## WHAT TO WORK ON
Print each line exactly as it is given.

## DATA SECTION
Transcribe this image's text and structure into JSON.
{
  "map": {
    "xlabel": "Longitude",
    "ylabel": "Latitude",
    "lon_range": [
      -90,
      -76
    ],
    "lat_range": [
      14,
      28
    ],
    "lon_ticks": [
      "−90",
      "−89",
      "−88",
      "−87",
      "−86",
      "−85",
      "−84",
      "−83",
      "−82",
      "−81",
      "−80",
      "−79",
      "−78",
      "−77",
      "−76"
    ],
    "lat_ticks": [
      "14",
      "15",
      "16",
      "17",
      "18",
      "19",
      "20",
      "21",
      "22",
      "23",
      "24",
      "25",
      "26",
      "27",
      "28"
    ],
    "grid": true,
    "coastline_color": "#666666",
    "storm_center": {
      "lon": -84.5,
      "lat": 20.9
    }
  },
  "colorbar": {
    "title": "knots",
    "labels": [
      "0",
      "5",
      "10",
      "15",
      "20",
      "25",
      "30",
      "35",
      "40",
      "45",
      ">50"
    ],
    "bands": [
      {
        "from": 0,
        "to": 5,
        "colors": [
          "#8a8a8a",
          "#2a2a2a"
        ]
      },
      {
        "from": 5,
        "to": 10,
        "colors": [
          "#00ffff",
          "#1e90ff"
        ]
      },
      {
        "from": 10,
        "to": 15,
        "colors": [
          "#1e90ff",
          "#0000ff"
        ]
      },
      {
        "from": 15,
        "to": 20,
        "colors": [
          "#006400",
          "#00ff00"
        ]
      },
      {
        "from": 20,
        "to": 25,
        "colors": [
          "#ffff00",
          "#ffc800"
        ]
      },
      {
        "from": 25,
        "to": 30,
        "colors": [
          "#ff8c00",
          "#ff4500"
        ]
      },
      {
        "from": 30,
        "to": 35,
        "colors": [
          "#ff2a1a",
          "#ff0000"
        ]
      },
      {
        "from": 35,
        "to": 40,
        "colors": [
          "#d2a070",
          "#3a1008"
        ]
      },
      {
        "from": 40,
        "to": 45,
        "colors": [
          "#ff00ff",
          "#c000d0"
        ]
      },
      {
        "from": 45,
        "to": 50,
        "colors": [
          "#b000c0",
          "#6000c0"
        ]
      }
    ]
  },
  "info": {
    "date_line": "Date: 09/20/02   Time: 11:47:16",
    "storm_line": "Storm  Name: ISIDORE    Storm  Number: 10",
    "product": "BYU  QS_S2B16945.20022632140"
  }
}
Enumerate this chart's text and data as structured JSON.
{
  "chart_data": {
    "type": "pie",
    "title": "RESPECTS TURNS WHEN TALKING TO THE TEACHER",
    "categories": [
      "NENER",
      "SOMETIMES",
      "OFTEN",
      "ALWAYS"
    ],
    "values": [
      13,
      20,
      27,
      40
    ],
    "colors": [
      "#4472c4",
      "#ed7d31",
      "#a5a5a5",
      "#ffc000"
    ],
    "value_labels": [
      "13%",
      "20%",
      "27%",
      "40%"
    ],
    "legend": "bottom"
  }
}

## FINAL RESULT
Transcribe this image's text and structure into JSON.
{
  "map": {
    "xlabel": "Longitude",
    "ylabel": "Latitude",
    "lon_range": [
      -90,
      -76
    ],
    "lat_range": [
      14,
      28
    ],
    "lon_ticks": [
      "−90",
      "−89",
      "−88",
      "−87",
      "−86",
      "−85",
      "−84",
      "−83",
      "−82",
      "−81",
      "−80",
      "−79",
      "−78",
      "−77",
      "−76"
    ],
    "lat_ticks": [
      "14",
      "15",
      "16",
      "17",
      "18",
      "19",
      "20",
      "21",
      "22",
      "23",
      "24",
      "25",
      "26",
      "27",
      "28"
    ],
    "grid": true,
    "coastline_color": "#666666",
    "storm_center": {
      "lon": -84.5,
      "lat": 20.9
    }
  },
  "colorbar": {
    "title": "knots",
    "labels": [
      "0",
      "5",
      "10",
      "15",
      "20",
      "25",
      "30",
      "35",
      "40",
      "45",
      ">50"
    ],
    "bands": [
      {
        "from": 0,
        "to": 5,
        "colors": [
          "#8a8a8a",
          "#2a2a2a"
        ]
      },
      {
        "from": 5,
        "to": 10,
        "colors": [
          "#00ffff",
          "#1e90ff"
        ]
      },
      {
        "from": 10,
        "to": 15,
        "colors": [
          "#1e90ff",
          "#0000ff"
        ]
      },
      {
        "from": 15,
        "to": 20,
        "colors": [
          "#006400",
          "#00ff00"
        ]
      },
      {
        "from": 20,
        "to": 25,
        "colors": [
          "#ffff00",
          "#ffc800"
        ]
      },
      {
        "from": 25,
        "to": 30,
        "colors": [
          "#ff8c00",
          "#ff4500"
        ]
      },
      {
        "from": 30,
        "to": 35,
        "colors": [
          "#ff2a1a",
          "#ff0000"
        ]
      },
      {
        "from": 35,
        "to": 40,
        "colors": [
          "#d2a070",
          "#3a1008"
        ]
      },
      {
        "from": 40,
        "to": 45,
        "colors": [
          "#ff00ff",
          "#c000d0"
        ]
      },
      {
        "from": 45,
        "to": 50,
        "colors": [
          "#b000c0",
          "#6000c0"
        ]
      }
    ]
  },
  "info": {
    "date_line": "Date: 09/20/02   Time: 11:47:16",
    "storm_line": "Storm  Name: ISIDORE    Storm  Number: 10",
    "product": "BYU  QS_S2B16945.20022632140"
  }
}
Enumerate this chart's text and data as structured JSON.
{
  "chart_data": {
    "type": "pie",
    "title": "RESPECTS TURNS WHEN TALKING TO THE TEACHER",
    "categories": [
      "NENER",
      "SOMETIMES",
      "OFTEN",
      "ALWAYS"
    ],
    "values": [
      13,
      20,
      27,
      40
    ],
    "colors": [
      "#4472c4",
      "#ed7d31",
      "#a5a5a5",
      "#ffc000"
    ],
    "value_labels": [
      "13%",
      "20%",
      "27%",
      "40%"
    ],
    "legend": "bottom"
  }
}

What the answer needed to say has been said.